Job
Which lines have the string "Full"? Copy all of them from the entries below.

Data provided
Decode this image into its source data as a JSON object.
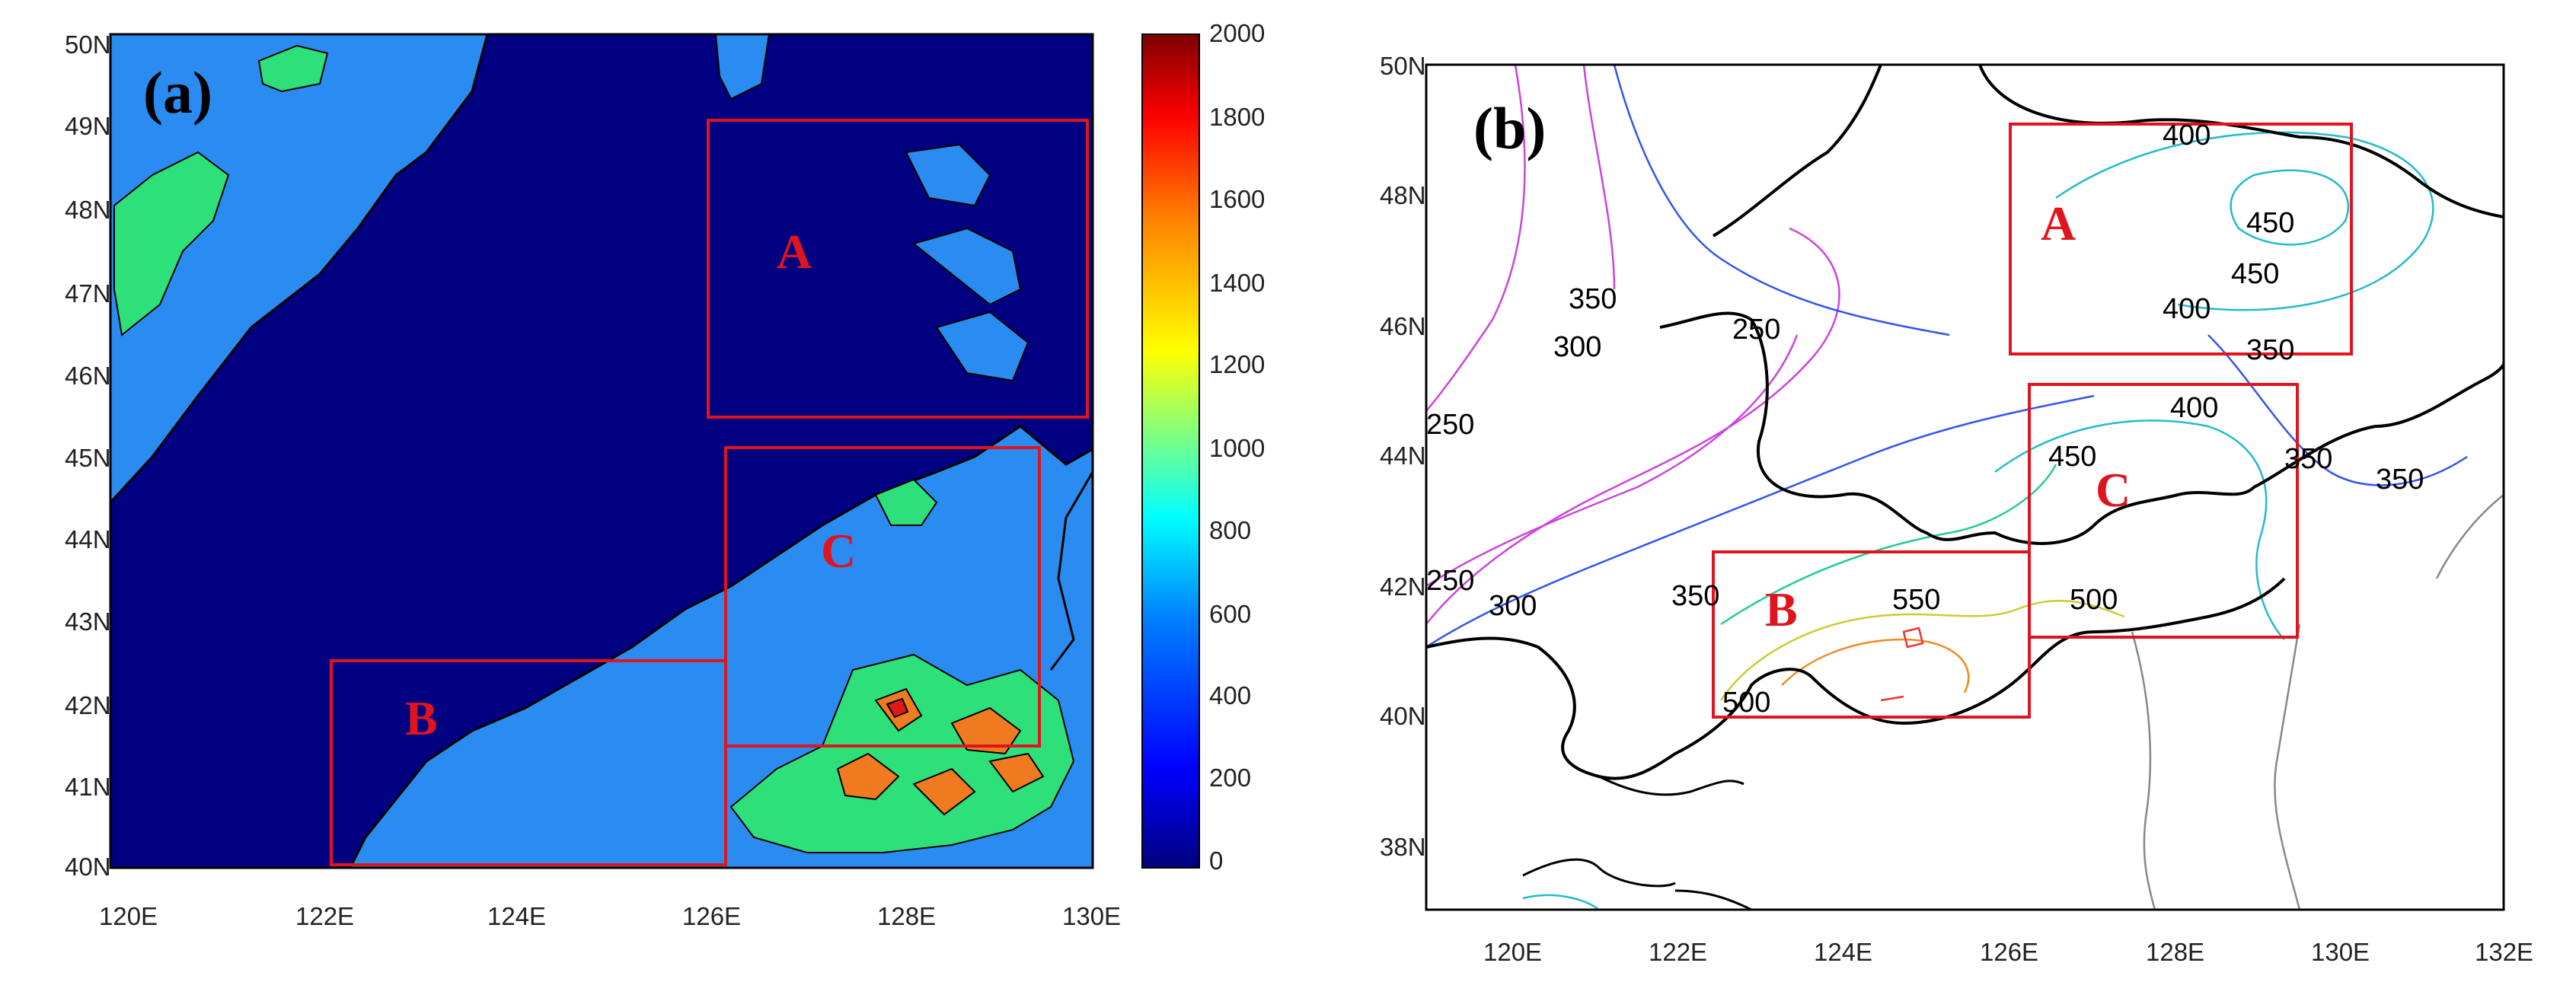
{
  "panel_a": {
    "label": "(a)",
    "lat_ticks": [
      "50N",
      "49N",
      "48N",
      "47N",
      "46N",
      "45N",
      "44N",
      "43N",
      "42N",
      "41N",
      "40N"
    ],
    "lon_ticks": [
      "120E",
      "122E",
      "124E",
      "126E",
      "128E",
      "130E"
    ],
    "regions": [
      "A",
      "B",
      "C"
    ],
    "colorbar": {
      "ticks": [
        "2000",
        "1800",
        "1600",
        "1400",
        "1200",
        "1000",
        "800",
        "600",
        "400",
        "200",
        "0"
      ],
      "colors": [
        "#00007f",
        "#0000ff",
        "#0080ff",
        "#00ffff",
        "#80ff80",
        "#ffff00",
        "#ff8000",
        "#ff0000",
        "#7f0000"
      ]
    }
  },
  "panel_b": {
    "label": "(b)",
    "lat_ticks": [
      "50N",
      "48N",
      "46N",
      "44N",
      "42N",
      "40N",
      "38N"
    ],
    "lon_ticks": [
      "120E",
      "122E",
      "124E",
      "126E",
      "128E",
      "130E",
      "132E"
    ],
    "regions": [
      "A",
      "B",
      "C"
    ],
    "contour_labels": [
      "400",
      "450",
      "450",
      "400",
      "350",
      "350",
      "300",
      "250",
      "250",
      "400",
      "450",
      "350",
      "350",
      "350",
      "250",
      "300",
      "350",
      "550",
      "500",
      "500"
    ]
  },
  "colors": {
    "region_box": "#e0141e",
    "background_low": "#000080",
    "mid_blue": "#2a8cf0",
    "green": "#2ee07a",
    "orange": "#f07a20"
  }
}
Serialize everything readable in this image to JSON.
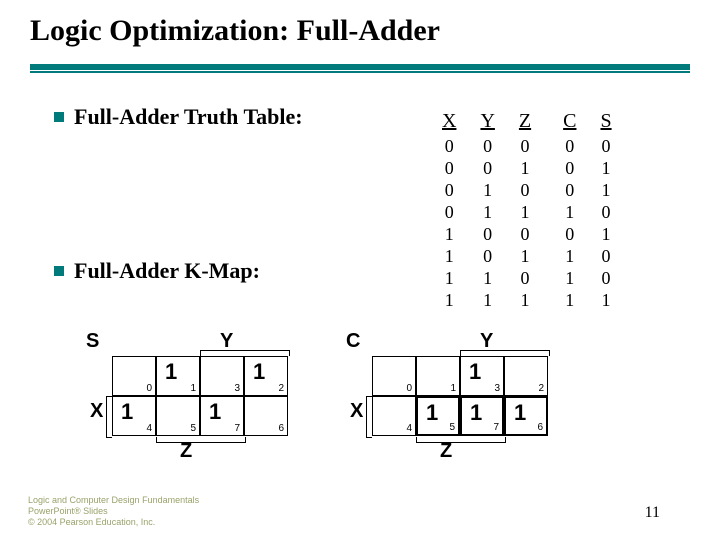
{
  "title": "Logic Optimization: Full-Adder",
  "bullet1": "Full-Adder Truth Table:",
  "bullet2": "Full-Adder K-Map:",
  "pagenum": "11",
  "footer": {
    "l1": "Logic and Computer Design Fundamentals",
    "l2": "PowerPoint® Slides",
    "l3": "© 2004 Pearson Education, Inc."
  },
  "truth": {
    "headers": [
      "X",
      "Y",
      "Z",
      "C",
      "S"
    ],
    "rows": [
      [
        "0",
        "0",
        "0",
        "0",
        "0"
      ],
      [
        "0",
        "0",
        "1",
        "0",
        "1"
      ],
      [
        "0",
        "1",
        "0",
        "0",
        "1"
      ],
      [
        "0",
        "1",
        "1",
        "1",
        "0"
      ],
      [
        "1",
        "0",
        "0",
        "0",
        "1"
      ],
      [
        "1",
        "0",
        "1",
        "1",
        "0"
      ],
      [
        "1",
        "1",
        "0",
        "1",
        "0"
      ],
      [
        "1",
        "1",
        "1",
        "1",
        "1"
      ]
    ]
  },
  "kmapS": {
    "title": "S",
    "yLabel": "Y",
    "xLabel": "X",
    "zLabel": "Z",
    "cells": [
      {
        "idx": "0",
        "val": ""
      },
      {
        "idx": "1",
        "val": "1"
      },
      {
        "idx": "3",
        "val": ""
      },
      {
        "idx": "2",
        "val": "1"
      },
      {
        "idx": "4",
        "val": "1"
      },
      {
        "idx": "5",
        "val": ""
      },
      {
        "idx": "7",
        "val": "1"
      },
      {
        "idx": "6",
        "val": ""
      }
    ]
  },
  "kmapC": {
    "title": "C",
    "yLabel": "Y",
    "xLabel": "X",
    "zLabel": "Z",
    "cells": [
      {
        "idx": "0",
        "val": ""
      },
      {
        "idx": "1",
        "val": ""
      },
      {
        "idx": "3",
        "val": "1"
      },
      {
        "idx": "2",
        "val": ""
      },
      {
        "idx": "4",
        "val": ""
      },
      {
        "idx": "5",
        "val": "1"
      },
      {
        "idx": "7",
        "val": "1"
      },
      {
        "idx": "6",
        "val": "1"
      }
    ],
    "thick": [
      5,
      6,
      7
    ]
  },
  "colors": {
    "accent": "#007a7a",
    "footer": "#9aa26a"
  }
}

Output for this task
  "title": "Logic Optimization: Full-Adder",
  "bullet1": "Full-Adder Truth Table:",
  "bullet2": "Full-Adder K-Map:",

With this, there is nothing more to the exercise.